■ **Recorded data**
————————
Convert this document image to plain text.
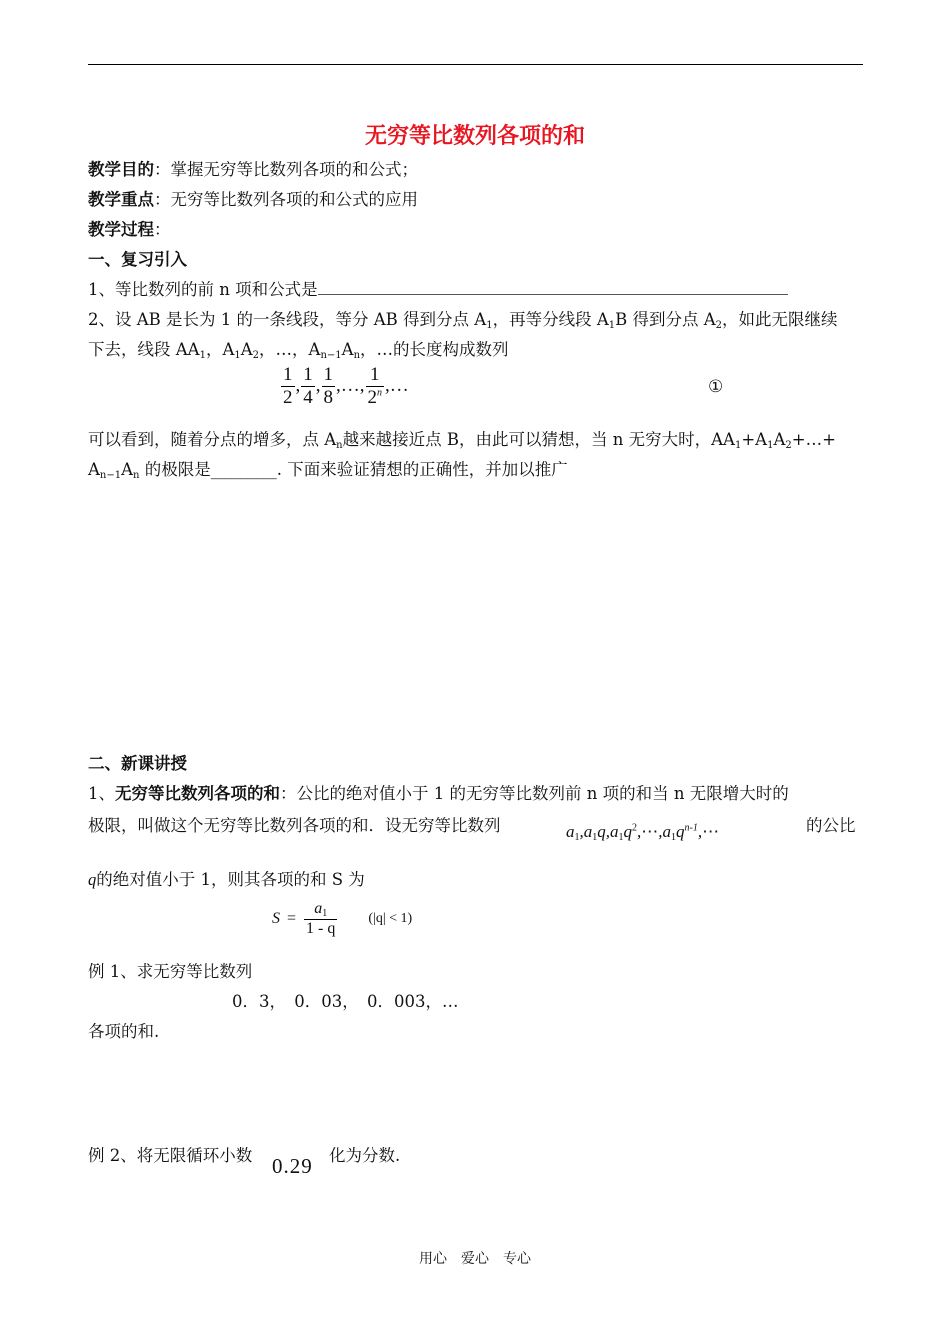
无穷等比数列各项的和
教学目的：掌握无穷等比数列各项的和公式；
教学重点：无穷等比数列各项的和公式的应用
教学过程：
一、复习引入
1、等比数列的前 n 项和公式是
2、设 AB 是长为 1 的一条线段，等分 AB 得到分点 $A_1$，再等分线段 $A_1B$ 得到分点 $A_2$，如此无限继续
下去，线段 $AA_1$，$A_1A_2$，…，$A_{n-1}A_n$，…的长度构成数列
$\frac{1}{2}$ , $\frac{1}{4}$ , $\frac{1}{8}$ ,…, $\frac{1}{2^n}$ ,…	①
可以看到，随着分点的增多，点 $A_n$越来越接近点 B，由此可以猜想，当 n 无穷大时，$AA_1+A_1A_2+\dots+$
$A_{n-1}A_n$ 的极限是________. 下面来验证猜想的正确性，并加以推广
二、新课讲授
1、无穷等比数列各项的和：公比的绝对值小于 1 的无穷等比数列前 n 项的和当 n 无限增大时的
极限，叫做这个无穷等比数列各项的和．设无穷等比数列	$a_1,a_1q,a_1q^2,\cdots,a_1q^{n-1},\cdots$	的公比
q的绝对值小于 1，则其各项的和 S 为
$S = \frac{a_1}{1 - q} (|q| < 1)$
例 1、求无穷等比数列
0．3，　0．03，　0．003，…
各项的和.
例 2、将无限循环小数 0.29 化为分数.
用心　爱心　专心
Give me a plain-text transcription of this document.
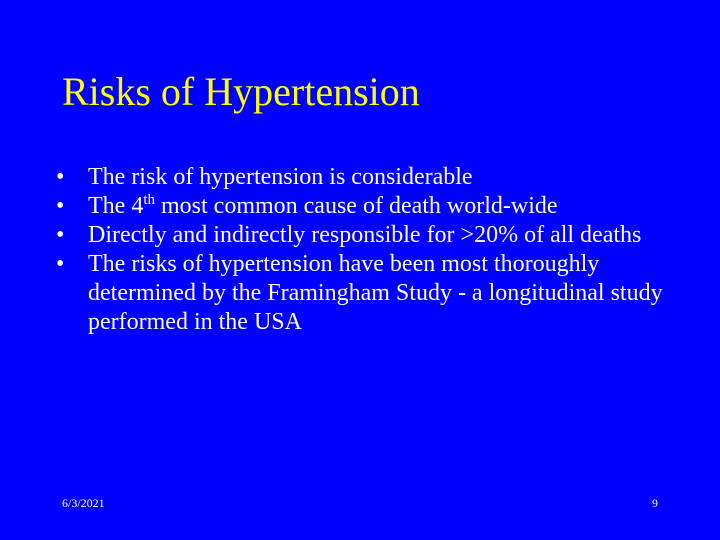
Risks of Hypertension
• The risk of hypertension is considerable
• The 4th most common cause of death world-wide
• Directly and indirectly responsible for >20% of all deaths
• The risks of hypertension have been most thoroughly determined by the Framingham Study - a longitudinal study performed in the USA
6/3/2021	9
————————
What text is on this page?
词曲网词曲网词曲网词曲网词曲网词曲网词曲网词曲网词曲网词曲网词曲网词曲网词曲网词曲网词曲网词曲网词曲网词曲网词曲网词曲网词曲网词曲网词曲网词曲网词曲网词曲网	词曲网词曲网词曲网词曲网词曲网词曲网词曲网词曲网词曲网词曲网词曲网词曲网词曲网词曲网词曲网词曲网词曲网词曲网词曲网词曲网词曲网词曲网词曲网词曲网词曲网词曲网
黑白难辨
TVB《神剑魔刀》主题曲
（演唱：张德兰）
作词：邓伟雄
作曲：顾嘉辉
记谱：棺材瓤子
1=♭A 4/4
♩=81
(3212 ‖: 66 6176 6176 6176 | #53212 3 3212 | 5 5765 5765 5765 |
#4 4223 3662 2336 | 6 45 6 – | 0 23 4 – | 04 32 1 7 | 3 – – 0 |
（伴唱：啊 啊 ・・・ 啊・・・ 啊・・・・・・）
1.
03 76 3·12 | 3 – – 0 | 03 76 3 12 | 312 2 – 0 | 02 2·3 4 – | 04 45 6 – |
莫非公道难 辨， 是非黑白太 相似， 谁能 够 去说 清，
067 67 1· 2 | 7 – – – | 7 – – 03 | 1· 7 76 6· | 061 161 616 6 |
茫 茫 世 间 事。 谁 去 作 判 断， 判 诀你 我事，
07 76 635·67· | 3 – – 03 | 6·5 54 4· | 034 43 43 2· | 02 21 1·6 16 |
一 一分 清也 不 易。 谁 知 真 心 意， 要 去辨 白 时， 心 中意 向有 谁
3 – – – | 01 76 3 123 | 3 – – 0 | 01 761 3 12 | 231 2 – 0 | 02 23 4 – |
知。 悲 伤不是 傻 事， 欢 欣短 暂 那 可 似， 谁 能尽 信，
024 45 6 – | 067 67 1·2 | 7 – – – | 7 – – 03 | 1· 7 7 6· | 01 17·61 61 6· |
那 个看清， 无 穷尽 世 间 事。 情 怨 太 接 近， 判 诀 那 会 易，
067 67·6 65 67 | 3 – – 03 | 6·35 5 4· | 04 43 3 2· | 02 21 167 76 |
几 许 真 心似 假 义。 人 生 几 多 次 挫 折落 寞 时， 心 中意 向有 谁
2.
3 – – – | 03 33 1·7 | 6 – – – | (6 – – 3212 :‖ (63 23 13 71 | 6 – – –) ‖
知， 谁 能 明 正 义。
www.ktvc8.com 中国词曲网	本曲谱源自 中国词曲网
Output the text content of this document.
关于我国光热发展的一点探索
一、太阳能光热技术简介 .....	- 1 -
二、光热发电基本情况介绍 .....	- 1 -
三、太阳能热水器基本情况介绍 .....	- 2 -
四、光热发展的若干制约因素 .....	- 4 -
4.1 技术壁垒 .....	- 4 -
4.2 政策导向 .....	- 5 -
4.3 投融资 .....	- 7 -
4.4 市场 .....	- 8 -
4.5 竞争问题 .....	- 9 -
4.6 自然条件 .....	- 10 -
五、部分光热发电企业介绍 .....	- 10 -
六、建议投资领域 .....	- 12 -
————————
■ **EXERCISE DIRECTIONS**
Gather up, from the records above, each line where the word "frac" appears.

■ **FULL ANSWER**
$\frac{1}{2}$ , $\frac{1}{4}$ , $\frac{1}{8}$ ,…, $\frac{1}{2^n}$ ,…	①
$S = \frac{a_1}{1 - q} (|q| < 1)$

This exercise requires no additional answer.